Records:
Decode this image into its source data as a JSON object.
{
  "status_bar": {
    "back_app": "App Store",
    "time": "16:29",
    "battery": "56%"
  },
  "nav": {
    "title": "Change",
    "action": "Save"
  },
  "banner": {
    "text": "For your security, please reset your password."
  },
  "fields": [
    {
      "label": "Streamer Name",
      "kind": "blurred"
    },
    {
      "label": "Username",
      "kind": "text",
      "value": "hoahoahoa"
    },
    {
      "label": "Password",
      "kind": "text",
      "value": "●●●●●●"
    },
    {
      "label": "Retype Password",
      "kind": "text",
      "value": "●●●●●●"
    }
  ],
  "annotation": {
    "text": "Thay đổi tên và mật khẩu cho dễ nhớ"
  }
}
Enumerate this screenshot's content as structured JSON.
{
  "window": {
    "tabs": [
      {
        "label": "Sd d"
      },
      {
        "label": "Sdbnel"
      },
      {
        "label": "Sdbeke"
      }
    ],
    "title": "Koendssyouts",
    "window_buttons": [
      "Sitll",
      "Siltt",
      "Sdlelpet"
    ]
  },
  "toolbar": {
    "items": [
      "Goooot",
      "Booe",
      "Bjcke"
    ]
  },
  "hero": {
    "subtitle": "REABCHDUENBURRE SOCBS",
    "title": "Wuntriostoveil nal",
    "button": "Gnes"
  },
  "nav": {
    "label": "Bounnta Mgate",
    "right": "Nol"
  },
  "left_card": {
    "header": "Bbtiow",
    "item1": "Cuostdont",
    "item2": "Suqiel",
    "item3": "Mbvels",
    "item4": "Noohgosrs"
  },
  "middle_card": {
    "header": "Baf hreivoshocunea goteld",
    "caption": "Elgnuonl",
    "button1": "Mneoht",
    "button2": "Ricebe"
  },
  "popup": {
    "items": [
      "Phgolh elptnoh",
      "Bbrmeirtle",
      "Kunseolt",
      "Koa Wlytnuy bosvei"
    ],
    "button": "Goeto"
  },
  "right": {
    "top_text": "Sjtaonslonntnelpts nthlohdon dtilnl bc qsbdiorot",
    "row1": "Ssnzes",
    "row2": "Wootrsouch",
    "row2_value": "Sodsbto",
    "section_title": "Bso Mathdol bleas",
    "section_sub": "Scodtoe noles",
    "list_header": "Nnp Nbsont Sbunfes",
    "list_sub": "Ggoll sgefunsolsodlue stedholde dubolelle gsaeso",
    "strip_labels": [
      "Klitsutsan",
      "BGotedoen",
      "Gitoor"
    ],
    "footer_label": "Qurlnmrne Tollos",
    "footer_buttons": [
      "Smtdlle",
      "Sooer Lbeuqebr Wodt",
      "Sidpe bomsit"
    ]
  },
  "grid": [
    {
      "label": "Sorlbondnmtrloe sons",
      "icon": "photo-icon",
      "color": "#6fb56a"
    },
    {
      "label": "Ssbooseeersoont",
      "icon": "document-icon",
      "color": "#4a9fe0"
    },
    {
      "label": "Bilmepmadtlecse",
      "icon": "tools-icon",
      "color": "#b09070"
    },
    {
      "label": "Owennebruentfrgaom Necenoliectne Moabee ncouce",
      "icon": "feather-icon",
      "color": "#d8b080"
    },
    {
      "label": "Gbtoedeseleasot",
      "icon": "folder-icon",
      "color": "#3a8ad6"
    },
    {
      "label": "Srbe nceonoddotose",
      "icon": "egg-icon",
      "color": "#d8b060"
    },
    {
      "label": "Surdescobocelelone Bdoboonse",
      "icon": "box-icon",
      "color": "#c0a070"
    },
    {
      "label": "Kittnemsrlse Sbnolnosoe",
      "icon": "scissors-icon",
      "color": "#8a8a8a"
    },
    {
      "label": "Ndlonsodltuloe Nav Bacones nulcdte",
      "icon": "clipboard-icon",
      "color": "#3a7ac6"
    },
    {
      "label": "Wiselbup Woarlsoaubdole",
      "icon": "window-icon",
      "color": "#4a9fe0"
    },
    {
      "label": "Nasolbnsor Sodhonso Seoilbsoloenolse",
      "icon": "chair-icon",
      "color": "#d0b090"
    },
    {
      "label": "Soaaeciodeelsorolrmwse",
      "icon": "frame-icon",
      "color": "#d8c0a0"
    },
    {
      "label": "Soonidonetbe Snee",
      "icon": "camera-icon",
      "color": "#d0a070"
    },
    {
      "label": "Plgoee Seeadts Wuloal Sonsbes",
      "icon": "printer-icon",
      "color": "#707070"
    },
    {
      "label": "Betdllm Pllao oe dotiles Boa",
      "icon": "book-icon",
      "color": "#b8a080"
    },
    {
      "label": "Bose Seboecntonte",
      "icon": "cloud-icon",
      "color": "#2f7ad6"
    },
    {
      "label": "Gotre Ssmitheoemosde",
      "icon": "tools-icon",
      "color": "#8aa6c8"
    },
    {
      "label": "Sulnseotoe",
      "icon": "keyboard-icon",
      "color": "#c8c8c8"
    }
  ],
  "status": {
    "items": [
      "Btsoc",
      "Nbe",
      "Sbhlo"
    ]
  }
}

TASK DIRECTIONS:
Copy down the whole of the data above, matching it exactly.

ANSWER TO THIS TASK:
Decode this image into its source data as a JSON object.
{
  "status_bar": {
    "back_app": "App Store",
    "time": "16:29",
    "battery": "56%"
  },
  "nav": {
    "title": "Change",
    "action": "Save"
  },
  "banner": {
    "text": "For your security, please reset your password."
  },
  "fields": [
    {
      "label": "Streamer Name",
      "kind": "blurred"
    },
    {
      "label": "Username",
      "kind": "text",
      "value": "hoahoahoa"
    },
    {
      "label": "Password",
      "kind": "text",
      "value": "●●●●●●"
    },
    {
      "label": "Retype Password",
      "kind": "text",
      "value": "●●●●●●"
    }
  ],
  "annotation": {
    "text": "Thay đổi tên và mật khẩu cho dễ nhớ"
  }
}
Enumerate this screenshot's content as structured JSON.
{
  "window": {
    "tabs": [
      {
        "label": "Sd d"
      },
      {
        "label": "Sdbnel"
      },
      {
        "label": "Sdbeke"
      }
    ],
    "title": "Koendssyouts",
    "window_buttons": [
      "Sitll",
      "Siltt",
      "Sdlelpet"
    ]
  },
  "toolbar": {
    "items": [
      "Goooot",
      "Booe",
      "Bjcke"
    ]
  },
  "hero": {
    "subtitle": "REABCHDUENBURRE SOCBS",
    "title": "Wuntriostoveil nal",
    "button": "Gnes"
  },
  "nav": {
    "label": "Bounnta Mgate",
    "right": "Nol"
  },
  "left_card": {
    "header": "Bbtiow",
    "item1": "Cuostdont",
    "item2": "Suqiel",
    "item3": "Mbvels",
    "item4": "Noohgosrs"
  },
  "middle_card": {
    "header": "Baf hreivoshocunea goteld",
    "caption": "Elgnuonl",
    "button1": "Mneoht",
    "button2": "Ricebe"
  },
  "popup": {
    "items": [
      "Phgolh elptnoh",
      "Bbrmeirtle",
      "Kunseolt",
      "Koa Wlytnuy bosvei"
    ],
    "button": "Goeto"
  },
  "right": {
    "top_text": "Sjtaonslonntnelpts nthlohdon dtilnl bc qsbdiorot",
    "row1": "Ssnzes",
    "row2": "Wootrsouch",
    "row2_value": "Sodsbto",
    "section_title": "Bso Mathdol bleas",
    "section_sub": "Scodtoe noles",
    "list_header": "Nnp Nbsont Sbunfes",
    "list_sub": "Ggoll sgefunsolsodlue stedholde dubolelle gsaeso",
    "strip_labels": [
      "Klitsutsan",
      "BGotedoen",
      "Gitoor"
    ],
    "footer_label": "Qurlnmrne Tollos",
    "footer_buttons": [
      "Smtdlle",
      "Sooer Lbeuqebr Wodt",
      "Sidpe bomsit"
    ]
  },
  "grid": [
    {
      "label": "Sorlbondnmtrloe sons",
      "icon": "photo-icon",
      "color": "#6fb56a"
    },
    {
      "label": "Ssbooseeersoont",
      "icon": "document-icon",
      "color": "#4a9fe0"
    },
    {
      "label": "Bilmepmadtlecse",
      "icon": "tools-icon",
      "color": "#b09070"
    },
    {
      "label": "Owennebruentfrgaom Necenoliectne Moabee ncouce",
      "icon": "feather-icon",
      "color": "#d8b080"
    },
    {
      "label": "Gbtoedeseleasot",
      "icon": "folder-icon",
      "color": "#3a8ad6"
    },
    {
      "label": "Srbe nceonoddotose",
      "icon": "egg-icon",
      "color": "#d8b060"
    },
    {
      "label": "Surdescobocelelone Bdoboonse",
      "icon": "box-icon",
      "color": "#c0a070"
    },
    {
      "label": "Kittnemsrlse Sbnolnosoe",
      "icon": "scissors-icon",
      "color": "#8a8a8a"
    },
    {
      "label": "Ndlonsodltuloe Nav Bacones nulcdte",
      "icon": "clipboard-icon",
      "color": "#3a7ac6"
    },
    {
      "label": "Wiselbup Woarlsoaubdole",
      "icon": "window-icon",
      "color": "#4a9fe0"
    },
    {
      "label": "Nasolbnsor Sodhonso Seoilbsoloenolse",
      "icon": "chair-icon",
      "color": "#d0b090"
    },
    {
      "label": "Soaaeciodeelsorolrmwse",
      "icon": "frame-icon",
      "color": "#d8c0a0"
    },
    {
      "label": "Soonidonetbe Snee",
      "icon": "camera-icon",
      "color": "#d0a070"
    },
    {
      "label": "Plgoee Seeadts Wuloal Sonsbes",
      "icon": "printer-icon",
      "color": "#707070"
    },
    {
      "label": "Betdllm Pllao oe dotiles Boa",
      "icon": "book-icon",
      "color": "#b8a080"
    },
    {
      "label": "Bose Seboecntonte",
      "icon": "cloud-icon",
      "color": "#2f7ad6"
    },
    {
      "label": "Gotre Ssmitheoemosde",
      "icon": "tools-icon",
      "color": "#8aa6c8"
    },
    {
      "label": "Sulnseotoe",
      "icon": "keyboard-icon",
      "color": "#c8c8c8"
    }
  ],
  "status": {
    "items": [
      "Btsoc",
      "Nbe",
      "Sbhlo"
    ]
  }
}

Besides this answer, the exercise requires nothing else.